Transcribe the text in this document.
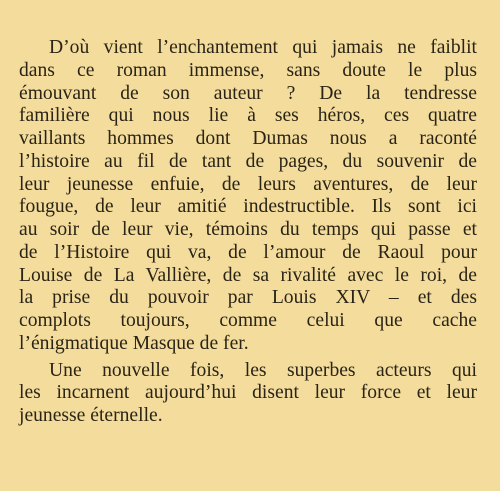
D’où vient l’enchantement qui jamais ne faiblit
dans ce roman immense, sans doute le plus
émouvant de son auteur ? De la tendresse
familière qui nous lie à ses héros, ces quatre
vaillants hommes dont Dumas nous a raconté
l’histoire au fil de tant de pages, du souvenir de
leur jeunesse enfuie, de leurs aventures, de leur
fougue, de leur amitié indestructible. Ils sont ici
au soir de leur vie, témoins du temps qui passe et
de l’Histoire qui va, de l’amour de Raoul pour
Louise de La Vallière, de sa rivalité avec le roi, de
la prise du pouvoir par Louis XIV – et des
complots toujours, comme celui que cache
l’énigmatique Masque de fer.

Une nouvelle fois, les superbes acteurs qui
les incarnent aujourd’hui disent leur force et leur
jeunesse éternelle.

TASK OBJECTIVE :: Track down every line holding the string "jeunesse" and copy it.

SOLUTION FOR THIS PROBLEM ::
leur jeunesse enfuie, de leurs aventures, de leur
jeunesse éternelle.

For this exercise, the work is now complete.